» **EXERCISE**: Pictures stay out; everything else in the records below is copied exactly.

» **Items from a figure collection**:

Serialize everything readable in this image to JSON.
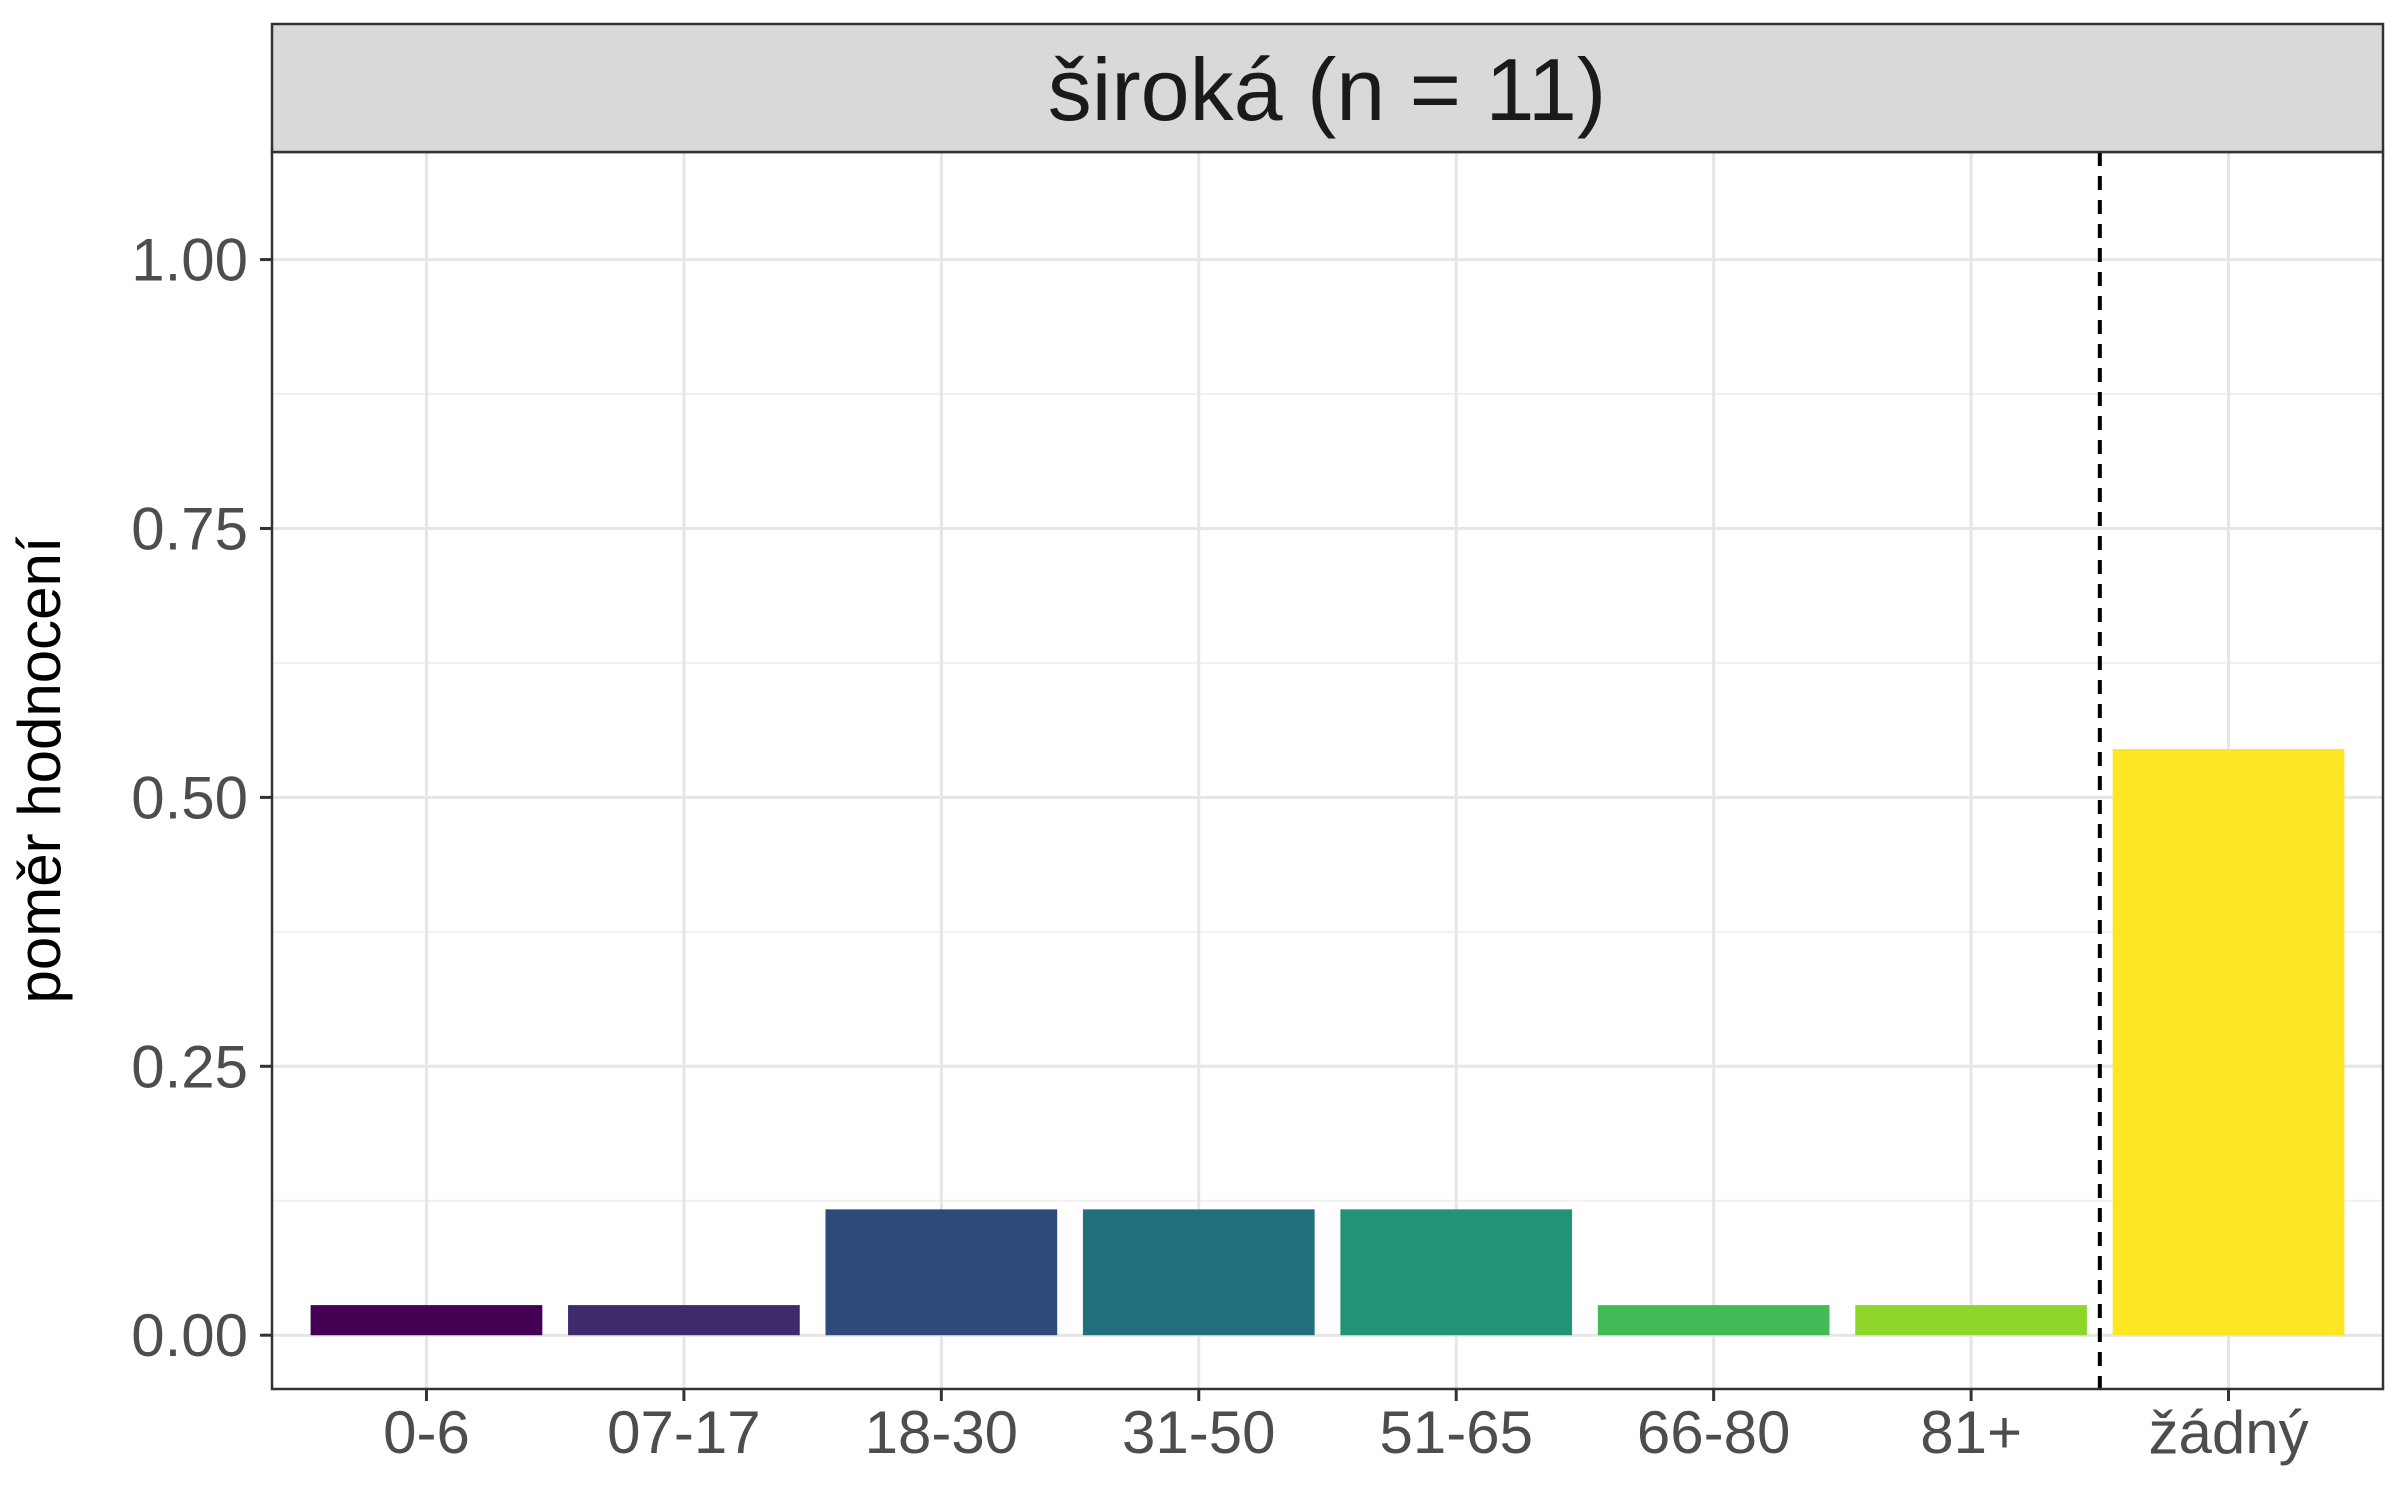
{
  "chart_data": {
    "type": "bar",
    "facet_title": "široká (n = 11)",
    "ylabel": "poměr hodnocení",
    "xlabel": "",
    "categories": [
      "0-6",
      "07-17",
      "18-30",
      "31-50",
      "51-65",
      "66-80",
      "81+",
      "žádný"
    ],
    "values": [
      0.028,
      0.028,
      0.117,
      0.117,
      0.117,
      0.028,
      0.028,
      0.545
    ],
    "colors": [
      "#440154",
      "#3F2A6E",
      "#2D4A7B",
      "#216E7C",
      "#229377",
      "#42BB57",
      "#8FD62C",
      "#FDE725"
    ],
    "ylim": [
      -0.05,
      1.1
    ],
    "y_ticks": [
      0.0,
      0.25,
      0.5,
      0.75,
      1.0
    ],
    "y_tick_labels": [
      "0.00",
      "0.25",
      "0.50",
      "0.75",
      "1.00"
    ],
    "reference_line": {
      "between_categories": [
        "81+",
        "žádný"
      ],
      "style": "dashed",
      "color": "#000000"
    },
    "grid": true,
    "legend": "none"
  }
}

» **TASK OUTPUT**:
Serialize everything readable in this image to JSON.
{
  "chart_data": {
    "type": "bar",
    "facet_title": "široká (n = 11)",
    "ylabel": "poměr hodnocení",
    "xlabel": "",
    "categories": [
      "0-6",
      "07-17",
      "18-30",
      "31-50",
      "51-65",
      "66-80",
      "81+",
      "žádný"
    ],
    "values": [
      0.028,
      0.028,
      0.117,
      0.117,
      0.117,
      0.028,
      0.028,
      0.545
    ],
    "colors": [
      "#440154",
      "#3F2A6E",
      "#2D4A7B",
      "#216E7C",
      "#229377",
      "#42BB57",
      "#8FD62C",
      "#FDE725"
    ],
    "ylim": [
      -0.05,
      1.1
    ],
    "y_ticks": [
      0.0,
      0.25,
      0.5,
      0.75,
      1.0
    ],
    "y_tick_labels": [
      "0.00",
      "0.25",
      "0.50",
      "0.75",
      "1.00"
    ],
    "reference_line": {
      "between_categories": [
        "81+",
        "žádný"
      ],
      "style": "dashed",
      "color": "#000000"
    },
    "grid": true,
    "legend": "none"
  }
}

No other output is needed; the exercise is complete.